### DIRECTIONS FOR THIS TASK
Please print exactly the lines running from the one that contains "Convert this document image to plain text." to the end of the data, with both lines included.

(Rows from a dataset)
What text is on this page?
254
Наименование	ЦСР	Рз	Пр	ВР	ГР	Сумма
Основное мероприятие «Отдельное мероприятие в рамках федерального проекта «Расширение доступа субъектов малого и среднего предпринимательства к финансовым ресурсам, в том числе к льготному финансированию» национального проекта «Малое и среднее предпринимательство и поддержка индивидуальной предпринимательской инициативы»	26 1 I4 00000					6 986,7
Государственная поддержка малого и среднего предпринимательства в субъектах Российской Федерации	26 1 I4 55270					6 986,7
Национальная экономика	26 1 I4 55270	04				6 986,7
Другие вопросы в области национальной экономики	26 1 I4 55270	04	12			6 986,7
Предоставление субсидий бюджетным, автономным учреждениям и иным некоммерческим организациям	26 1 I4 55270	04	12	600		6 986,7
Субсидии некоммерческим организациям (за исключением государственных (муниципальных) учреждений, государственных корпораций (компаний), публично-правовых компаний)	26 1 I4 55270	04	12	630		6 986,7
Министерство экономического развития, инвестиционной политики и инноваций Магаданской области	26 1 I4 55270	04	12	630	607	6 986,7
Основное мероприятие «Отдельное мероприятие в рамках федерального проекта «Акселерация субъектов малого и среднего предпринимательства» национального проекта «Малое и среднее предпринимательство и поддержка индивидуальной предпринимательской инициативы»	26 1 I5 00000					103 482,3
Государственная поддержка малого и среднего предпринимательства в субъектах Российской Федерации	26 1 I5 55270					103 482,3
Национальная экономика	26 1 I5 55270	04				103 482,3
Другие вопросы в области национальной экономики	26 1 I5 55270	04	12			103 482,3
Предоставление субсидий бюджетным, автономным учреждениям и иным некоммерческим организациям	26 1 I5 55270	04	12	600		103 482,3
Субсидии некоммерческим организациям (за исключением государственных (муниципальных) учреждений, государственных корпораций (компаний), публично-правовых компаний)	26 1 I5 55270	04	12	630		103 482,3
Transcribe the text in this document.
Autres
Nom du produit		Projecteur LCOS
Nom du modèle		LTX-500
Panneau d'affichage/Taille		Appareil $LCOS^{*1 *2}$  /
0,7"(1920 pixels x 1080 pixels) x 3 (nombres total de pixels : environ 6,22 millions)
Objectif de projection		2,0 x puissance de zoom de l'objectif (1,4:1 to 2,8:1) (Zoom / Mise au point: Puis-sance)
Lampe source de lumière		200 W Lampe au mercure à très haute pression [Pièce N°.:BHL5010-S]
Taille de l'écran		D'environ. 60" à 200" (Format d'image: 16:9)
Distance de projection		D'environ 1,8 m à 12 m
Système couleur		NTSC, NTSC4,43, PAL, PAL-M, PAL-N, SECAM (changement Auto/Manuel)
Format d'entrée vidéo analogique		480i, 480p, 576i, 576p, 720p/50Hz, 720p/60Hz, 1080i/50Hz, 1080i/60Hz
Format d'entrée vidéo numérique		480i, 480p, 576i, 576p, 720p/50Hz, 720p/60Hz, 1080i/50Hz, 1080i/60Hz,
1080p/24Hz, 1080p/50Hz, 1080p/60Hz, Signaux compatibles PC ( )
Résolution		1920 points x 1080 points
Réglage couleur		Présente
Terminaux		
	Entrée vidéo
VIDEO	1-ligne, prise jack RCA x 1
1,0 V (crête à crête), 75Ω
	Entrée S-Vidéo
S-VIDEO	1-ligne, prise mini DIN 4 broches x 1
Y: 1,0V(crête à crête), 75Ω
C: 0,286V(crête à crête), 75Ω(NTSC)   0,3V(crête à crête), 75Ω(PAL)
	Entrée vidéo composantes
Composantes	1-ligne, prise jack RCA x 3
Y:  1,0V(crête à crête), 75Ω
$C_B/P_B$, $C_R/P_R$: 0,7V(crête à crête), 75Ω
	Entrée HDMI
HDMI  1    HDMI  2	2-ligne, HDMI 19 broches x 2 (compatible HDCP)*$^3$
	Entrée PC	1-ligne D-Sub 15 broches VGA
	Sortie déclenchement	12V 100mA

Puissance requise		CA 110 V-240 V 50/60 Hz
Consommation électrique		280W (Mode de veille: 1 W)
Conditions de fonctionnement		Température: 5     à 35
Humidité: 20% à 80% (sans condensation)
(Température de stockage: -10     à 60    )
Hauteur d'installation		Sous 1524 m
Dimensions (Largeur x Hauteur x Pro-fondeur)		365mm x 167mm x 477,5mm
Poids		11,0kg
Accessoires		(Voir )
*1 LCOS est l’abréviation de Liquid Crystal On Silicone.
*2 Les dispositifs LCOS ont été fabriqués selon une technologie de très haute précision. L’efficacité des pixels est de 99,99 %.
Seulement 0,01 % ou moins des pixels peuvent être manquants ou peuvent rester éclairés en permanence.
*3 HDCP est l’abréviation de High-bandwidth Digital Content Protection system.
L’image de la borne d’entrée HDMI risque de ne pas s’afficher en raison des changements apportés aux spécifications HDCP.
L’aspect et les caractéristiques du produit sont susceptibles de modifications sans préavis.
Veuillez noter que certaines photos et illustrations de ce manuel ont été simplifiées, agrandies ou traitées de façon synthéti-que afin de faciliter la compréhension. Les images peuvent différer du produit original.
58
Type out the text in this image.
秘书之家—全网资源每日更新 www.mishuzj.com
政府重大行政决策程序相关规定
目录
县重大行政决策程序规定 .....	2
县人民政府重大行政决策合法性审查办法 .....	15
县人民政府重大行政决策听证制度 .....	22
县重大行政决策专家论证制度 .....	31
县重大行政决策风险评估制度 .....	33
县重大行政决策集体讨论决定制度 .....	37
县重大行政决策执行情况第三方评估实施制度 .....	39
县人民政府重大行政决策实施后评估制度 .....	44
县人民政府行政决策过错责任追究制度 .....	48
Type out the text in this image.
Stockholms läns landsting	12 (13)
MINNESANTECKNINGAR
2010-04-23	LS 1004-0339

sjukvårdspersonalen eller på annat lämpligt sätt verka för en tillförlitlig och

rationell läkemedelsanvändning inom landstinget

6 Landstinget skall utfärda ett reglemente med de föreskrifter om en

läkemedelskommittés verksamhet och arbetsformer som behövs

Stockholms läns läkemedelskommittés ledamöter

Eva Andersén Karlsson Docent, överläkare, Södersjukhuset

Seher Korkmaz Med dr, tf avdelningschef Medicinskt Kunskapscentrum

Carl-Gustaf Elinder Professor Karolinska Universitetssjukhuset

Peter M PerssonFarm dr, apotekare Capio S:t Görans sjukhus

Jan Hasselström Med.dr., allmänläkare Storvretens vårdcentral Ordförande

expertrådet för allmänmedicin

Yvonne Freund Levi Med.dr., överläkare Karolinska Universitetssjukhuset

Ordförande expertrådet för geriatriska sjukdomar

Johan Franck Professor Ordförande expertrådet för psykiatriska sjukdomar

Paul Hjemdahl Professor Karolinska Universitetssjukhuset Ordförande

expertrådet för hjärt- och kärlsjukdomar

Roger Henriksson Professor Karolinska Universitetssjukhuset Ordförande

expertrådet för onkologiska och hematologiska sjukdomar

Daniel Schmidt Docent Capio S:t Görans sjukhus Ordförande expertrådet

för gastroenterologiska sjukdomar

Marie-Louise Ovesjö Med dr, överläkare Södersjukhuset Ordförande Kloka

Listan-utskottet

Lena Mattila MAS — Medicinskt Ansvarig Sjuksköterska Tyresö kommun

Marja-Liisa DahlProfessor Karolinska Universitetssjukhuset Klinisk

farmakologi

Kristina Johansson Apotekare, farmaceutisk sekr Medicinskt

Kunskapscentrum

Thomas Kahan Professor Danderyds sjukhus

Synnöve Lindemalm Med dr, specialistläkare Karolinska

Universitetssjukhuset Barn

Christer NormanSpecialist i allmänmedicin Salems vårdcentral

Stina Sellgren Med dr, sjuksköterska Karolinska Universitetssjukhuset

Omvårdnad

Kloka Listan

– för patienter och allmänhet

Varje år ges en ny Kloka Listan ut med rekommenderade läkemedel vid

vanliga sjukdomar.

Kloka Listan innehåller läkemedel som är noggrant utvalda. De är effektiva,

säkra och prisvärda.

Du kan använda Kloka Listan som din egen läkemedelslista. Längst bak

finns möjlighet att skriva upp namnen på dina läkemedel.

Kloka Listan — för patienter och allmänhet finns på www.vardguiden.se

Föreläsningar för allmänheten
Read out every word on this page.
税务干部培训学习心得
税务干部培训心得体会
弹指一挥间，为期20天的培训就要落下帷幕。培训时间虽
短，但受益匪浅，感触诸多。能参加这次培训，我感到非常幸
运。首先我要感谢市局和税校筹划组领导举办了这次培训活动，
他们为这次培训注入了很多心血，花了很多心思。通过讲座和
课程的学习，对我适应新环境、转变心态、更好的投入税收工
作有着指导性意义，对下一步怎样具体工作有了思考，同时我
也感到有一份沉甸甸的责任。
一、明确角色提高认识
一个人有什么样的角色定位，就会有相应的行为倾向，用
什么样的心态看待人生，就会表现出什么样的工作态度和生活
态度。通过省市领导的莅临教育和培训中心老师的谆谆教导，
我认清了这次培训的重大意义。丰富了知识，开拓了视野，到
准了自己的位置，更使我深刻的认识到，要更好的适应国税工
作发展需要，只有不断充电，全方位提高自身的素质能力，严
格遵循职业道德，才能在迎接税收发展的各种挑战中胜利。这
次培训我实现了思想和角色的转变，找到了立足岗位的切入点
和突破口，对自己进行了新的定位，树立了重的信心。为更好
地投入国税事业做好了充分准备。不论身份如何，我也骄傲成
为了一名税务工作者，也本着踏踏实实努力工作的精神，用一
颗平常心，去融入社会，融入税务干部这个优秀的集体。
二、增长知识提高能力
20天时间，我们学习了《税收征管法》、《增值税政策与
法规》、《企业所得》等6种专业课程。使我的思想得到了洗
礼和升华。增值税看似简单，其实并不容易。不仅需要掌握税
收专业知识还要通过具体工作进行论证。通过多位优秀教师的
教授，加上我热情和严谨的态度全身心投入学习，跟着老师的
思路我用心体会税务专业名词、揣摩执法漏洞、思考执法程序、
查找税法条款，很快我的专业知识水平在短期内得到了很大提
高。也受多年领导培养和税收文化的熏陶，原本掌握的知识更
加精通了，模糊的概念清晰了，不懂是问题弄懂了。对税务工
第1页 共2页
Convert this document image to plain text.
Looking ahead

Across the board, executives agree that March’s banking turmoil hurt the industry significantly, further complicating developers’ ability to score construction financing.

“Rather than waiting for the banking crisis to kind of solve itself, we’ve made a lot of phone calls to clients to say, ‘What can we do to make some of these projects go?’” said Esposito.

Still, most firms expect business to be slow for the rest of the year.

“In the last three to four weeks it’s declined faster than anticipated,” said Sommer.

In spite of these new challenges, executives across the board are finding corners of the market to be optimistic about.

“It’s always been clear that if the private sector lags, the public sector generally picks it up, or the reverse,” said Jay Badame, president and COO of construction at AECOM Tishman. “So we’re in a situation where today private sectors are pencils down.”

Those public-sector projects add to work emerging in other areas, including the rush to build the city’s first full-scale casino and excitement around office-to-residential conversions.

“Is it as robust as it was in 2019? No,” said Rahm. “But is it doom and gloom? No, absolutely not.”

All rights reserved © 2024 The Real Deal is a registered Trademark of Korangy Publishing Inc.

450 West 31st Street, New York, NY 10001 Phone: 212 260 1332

### COMPLETE RESPONSE
Convert this document image to plain text.
Looking ahead

Across the board, executives agree that March’s banking turmoil hurt the industry significantly, further complicating developers’ ability to score construction financing.

“Rather than waiting for the banking crisis to kind of solve itself, we’ve made a lot of phone calls to clients to say, ‘What can we do to make some of these projects go?’” said Esposito.

Still, most firms expect business to be slow for the rest of the year.

“In the last three to four weeks it’s declined faster than anticipated,” said Sommer.

In spite of these new challenges, executives across the board are finding corners of the market to be optimistic about.

“It’s always been clear that if the private sector lags, the public sector generally picks it up, or the reverse,” said Jay Badame, president and COO of construction at AECOM Tishman. “So we’re in a situation where today private sectors are pencils down.”

Those public-sector projects add to work emerging in other areas, including the rush to build the city’s first full-scale casino and excitement around office-to-residential conversions.

“Is it as robust as it was in 2019? No,” said Rahm. “But is it doom and gloom? No, absolutely not.”

All rights reserved © 2024 The Real Deal is a registered Trademark of Korangy Publishing Inc.

450 West 31st Street, New York, NY 10001 Phone: 212 260 1332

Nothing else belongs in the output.